◆ YOUR OBJECTIVE: In the entries below, find every line holding the string "markers" and collect it.

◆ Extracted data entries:
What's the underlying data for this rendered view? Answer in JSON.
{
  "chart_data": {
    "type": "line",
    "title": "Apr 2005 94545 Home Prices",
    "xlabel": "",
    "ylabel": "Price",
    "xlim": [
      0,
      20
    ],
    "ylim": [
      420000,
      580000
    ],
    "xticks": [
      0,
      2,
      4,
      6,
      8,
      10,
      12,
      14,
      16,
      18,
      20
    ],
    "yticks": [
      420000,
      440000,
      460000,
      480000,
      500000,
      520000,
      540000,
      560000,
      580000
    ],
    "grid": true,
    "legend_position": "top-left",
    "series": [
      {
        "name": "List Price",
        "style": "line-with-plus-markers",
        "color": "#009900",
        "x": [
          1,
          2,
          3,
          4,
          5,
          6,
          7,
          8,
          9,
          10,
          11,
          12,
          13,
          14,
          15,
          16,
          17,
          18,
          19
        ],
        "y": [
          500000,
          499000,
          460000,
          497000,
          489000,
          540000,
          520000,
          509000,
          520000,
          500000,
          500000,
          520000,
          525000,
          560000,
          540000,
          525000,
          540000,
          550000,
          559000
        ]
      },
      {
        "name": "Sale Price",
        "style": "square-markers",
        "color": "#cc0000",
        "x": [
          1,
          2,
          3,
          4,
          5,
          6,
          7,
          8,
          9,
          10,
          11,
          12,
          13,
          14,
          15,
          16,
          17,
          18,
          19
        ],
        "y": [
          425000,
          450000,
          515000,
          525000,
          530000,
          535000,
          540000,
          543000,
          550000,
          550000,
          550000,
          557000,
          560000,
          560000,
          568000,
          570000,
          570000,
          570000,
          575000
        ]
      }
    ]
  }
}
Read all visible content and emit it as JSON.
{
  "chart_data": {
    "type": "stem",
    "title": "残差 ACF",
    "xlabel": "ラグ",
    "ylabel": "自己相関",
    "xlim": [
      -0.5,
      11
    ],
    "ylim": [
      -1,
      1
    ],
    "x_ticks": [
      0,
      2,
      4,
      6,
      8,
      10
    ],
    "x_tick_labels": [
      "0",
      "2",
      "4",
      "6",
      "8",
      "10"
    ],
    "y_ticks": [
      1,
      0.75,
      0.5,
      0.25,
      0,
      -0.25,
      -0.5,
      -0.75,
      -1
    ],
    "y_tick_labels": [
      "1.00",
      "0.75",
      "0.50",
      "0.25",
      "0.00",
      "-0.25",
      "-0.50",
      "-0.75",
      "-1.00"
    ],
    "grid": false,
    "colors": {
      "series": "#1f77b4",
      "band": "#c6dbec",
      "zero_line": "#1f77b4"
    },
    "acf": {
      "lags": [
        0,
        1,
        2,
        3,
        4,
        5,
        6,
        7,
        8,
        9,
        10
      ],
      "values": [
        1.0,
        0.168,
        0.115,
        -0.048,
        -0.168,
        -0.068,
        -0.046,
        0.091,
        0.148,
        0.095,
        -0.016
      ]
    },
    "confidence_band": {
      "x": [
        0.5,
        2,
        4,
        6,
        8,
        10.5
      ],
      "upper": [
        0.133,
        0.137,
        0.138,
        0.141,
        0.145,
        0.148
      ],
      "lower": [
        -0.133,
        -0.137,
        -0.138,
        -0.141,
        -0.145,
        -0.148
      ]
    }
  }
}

◆ PROBLEM SOLUTION:
        "style": "line-with-plus-markers",
        "style": "square-markers",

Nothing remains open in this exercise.